In the data that follows, count each line holding the string "percent"; answer with the number only.

#### Data rows

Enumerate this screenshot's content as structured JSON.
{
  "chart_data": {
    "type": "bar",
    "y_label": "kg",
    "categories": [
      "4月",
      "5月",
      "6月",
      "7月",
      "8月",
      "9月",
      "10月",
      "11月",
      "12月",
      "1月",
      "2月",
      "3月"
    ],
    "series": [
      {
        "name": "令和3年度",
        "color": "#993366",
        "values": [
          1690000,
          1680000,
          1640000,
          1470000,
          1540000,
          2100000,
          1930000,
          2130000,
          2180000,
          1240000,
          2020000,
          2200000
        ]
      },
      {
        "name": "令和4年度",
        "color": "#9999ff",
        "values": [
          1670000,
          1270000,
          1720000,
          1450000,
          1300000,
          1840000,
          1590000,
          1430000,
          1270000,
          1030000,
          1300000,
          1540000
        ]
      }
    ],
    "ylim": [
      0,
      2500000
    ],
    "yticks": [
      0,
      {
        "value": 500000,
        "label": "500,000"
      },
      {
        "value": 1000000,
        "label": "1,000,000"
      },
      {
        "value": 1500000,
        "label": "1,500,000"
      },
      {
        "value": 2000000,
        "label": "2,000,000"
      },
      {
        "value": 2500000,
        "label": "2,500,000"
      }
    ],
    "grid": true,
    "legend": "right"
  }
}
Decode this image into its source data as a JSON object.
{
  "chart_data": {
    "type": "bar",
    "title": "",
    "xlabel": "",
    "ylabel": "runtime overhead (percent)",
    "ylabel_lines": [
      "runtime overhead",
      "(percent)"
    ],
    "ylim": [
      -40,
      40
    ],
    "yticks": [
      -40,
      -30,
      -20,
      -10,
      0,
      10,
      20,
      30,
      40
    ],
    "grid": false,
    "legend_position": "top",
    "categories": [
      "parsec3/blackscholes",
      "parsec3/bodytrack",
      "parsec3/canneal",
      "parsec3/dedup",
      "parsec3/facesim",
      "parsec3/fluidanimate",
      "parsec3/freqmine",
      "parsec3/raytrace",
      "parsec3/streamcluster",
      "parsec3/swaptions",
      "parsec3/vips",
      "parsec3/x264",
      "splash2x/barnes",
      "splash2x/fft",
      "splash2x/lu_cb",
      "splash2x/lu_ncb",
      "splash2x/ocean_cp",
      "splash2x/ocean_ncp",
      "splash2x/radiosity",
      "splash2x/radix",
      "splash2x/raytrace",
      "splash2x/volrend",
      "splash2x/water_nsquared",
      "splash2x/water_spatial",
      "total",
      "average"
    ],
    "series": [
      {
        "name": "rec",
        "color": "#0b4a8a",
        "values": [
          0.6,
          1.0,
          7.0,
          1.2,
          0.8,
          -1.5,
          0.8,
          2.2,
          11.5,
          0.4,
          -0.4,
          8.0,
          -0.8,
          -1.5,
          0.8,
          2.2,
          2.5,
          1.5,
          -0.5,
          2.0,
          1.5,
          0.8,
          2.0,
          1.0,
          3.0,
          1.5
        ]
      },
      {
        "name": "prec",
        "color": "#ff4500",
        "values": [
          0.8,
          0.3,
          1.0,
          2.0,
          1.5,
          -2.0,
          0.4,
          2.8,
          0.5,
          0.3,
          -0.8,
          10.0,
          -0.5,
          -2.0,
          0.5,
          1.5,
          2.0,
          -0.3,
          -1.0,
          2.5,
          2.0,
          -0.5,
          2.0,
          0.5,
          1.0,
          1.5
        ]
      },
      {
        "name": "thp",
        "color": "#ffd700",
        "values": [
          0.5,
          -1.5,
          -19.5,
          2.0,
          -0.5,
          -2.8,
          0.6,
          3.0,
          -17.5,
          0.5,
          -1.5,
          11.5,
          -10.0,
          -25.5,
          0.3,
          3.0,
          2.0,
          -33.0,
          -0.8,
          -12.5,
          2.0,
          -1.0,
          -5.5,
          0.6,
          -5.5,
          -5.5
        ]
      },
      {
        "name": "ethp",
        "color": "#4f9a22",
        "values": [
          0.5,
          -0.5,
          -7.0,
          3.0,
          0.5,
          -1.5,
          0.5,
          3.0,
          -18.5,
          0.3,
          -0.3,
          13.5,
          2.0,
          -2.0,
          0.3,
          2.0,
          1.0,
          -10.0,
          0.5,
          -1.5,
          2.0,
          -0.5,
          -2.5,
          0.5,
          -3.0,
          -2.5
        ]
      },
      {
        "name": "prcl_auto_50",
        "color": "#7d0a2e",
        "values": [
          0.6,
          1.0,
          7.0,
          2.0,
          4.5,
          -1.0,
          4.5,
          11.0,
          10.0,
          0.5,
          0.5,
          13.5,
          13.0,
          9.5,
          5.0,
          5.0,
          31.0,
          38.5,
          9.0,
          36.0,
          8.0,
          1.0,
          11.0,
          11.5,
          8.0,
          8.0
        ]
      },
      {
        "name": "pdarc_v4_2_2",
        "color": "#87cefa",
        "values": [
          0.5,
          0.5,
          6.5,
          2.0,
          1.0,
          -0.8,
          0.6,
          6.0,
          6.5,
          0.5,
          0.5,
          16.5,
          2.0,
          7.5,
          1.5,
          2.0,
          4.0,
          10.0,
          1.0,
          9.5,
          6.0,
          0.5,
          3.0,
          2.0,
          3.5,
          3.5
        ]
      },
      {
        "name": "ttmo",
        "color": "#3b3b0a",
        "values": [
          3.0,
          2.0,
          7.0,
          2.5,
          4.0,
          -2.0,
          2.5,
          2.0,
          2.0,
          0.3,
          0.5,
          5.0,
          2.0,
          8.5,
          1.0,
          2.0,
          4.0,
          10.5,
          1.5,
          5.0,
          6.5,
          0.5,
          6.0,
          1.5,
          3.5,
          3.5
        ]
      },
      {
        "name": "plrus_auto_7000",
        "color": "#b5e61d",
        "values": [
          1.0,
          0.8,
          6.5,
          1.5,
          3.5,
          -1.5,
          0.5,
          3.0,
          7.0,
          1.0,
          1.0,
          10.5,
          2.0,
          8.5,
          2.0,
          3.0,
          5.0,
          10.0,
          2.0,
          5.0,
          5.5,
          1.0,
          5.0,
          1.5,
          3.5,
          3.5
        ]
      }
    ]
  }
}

########

▶ _Result of this task_
2